- _Problem to work on_
Lines containing the string "Fundacja" are to be collected in full.

- _Given data_
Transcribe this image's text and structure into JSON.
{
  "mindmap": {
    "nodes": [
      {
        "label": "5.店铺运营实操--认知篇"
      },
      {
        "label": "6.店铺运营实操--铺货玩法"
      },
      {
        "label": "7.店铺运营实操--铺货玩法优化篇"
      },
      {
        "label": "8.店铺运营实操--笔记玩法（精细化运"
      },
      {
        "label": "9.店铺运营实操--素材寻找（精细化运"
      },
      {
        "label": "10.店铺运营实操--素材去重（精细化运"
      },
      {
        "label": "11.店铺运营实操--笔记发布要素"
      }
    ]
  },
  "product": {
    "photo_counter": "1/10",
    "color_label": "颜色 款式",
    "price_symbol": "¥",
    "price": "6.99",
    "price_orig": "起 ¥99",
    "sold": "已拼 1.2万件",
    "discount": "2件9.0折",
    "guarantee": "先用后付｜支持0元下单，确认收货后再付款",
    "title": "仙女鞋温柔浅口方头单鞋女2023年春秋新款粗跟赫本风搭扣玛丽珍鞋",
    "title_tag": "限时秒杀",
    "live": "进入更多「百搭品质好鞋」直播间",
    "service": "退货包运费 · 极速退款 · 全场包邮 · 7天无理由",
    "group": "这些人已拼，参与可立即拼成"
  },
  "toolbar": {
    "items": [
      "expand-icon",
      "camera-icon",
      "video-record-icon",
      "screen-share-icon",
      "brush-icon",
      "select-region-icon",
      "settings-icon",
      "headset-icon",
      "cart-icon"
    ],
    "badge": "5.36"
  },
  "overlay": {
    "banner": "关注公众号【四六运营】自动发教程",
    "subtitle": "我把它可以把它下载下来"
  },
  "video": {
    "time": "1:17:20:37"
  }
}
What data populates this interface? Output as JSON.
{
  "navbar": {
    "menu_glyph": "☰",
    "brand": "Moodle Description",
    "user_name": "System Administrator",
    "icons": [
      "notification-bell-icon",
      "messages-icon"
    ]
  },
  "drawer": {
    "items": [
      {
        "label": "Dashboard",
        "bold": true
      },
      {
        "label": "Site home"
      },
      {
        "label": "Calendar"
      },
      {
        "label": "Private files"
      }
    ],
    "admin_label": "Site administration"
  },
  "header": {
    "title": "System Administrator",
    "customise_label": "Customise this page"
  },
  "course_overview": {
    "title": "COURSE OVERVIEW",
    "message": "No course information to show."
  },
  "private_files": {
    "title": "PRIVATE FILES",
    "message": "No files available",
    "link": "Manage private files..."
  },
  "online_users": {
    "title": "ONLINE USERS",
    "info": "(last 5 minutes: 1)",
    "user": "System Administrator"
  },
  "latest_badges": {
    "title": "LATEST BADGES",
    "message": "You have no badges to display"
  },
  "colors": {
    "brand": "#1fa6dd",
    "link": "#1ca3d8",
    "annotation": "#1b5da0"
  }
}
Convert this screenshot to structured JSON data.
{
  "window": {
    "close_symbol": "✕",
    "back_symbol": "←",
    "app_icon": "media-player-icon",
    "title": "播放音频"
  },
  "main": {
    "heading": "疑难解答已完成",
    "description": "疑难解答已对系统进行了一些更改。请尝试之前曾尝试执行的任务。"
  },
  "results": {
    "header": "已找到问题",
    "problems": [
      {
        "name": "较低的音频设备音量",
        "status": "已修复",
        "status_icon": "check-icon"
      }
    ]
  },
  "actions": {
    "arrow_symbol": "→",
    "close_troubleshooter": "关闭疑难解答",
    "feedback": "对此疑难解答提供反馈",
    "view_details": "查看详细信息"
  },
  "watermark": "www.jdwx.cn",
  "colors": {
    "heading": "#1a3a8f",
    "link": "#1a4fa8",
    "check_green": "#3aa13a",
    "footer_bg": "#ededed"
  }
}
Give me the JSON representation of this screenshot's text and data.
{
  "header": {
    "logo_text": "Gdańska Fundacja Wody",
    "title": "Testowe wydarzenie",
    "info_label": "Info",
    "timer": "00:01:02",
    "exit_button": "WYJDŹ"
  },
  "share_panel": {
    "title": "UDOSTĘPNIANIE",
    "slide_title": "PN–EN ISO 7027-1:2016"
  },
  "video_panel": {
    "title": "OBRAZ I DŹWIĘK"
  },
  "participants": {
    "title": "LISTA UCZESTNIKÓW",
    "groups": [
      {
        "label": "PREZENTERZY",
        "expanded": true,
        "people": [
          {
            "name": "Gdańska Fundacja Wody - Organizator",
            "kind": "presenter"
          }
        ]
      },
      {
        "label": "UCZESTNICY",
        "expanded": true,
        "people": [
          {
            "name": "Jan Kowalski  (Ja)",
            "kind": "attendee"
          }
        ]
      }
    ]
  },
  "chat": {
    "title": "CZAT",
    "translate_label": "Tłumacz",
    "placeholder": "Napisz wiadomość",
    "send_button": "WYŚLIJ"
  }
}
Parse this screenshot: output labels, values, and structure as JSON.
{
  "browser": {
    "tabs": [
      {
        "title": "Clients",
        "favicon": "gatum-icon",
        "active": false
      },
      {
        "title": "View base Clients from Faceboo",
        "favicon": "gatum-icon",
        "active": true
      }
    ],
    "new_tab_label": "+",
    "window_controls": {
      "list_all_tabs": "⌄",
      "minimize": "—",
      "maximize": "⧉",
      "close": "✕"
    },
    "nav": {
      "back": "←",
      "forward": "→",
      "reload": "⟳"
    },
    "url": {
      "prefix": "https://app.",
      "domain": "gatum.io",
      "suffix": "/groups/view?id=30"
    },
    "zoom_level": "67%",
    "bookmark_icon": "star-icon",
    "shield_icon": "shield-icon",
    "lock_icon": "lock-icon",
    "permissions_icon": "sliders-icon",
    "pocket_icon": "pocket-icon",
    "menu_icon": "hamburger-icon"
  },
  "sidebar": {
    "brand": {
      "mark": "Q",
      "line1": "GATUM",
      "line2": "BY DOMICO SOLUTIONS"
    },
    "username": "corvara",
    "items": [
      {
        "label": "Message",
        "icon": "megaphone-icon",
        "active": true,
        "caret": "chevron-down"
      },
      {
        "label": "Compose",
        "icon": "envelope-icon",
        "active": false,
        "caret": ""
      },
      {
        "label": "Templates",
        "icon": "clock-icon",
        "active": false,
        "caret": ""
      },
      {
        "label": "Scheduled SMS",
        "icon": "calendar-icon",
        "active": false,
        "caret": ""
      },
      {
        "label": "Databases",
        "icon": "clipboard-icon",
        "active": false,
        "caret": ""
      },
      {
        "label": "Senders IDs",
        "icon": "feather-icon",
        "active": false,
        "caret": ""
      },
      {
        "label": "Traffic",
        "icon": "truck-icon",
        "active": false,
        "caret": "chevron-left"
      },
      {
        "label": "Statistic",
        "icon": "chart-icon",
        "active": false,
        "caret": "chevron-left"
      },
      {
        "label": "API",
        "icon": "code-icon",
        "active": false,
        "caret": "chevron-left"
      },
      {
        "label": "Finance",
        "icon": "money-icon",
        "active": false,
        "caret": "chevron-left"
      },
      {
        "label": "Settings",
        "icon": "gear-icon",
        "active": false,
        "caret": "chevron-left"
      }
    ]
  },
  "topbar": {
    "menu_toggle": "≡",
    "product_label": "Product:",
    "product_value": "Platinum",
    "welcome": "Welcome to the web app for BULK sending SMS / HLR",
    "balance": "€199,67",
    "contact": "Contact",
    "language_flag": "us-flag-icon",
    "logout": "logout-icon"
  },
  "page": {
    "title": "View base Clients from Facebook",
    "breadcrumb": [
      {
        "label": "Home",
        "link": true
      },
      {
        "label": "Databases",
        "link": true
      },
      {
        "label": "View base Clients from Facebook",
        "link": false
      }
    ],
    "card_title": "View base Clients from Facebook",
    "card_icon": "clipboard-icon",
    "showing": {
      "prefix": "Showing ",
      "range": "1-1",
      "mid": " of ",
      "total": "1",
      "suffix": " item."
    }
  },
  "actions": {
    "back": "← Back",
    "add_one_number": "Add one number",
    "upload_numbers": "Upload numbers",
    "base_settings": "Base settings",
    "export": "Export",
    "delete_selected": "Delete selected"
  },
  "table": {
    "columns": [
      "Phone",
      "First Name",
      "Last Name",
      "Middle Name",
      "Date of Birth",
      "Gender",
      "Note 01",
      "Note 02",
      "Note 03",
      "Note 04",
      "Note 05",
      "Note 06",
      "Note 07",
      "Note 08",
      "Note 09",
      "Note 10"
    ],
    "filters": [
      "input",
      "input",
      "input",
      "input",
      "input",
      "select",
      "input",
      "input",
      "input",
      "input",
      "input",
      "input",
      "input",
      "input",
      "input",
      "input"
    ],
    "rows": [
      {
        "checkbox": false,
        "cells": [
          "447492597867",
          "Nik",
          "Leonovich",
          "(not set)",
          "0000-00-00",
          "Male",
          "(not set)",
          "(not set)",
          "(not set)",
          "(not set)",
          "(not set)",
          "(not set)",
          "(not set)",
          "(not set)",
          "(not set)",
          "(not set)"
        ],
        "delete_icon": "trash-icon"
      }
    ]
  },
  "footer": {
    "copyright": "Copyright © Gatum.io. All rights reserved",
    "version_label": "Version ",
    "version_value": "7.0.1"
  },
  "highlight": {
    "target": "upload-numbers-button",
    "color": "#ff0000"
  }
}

- _Completed task_
    "logo_text": "Gdańska Fundacja Wody",
            "name": "Gdańska Fundacja Wody - Organizator",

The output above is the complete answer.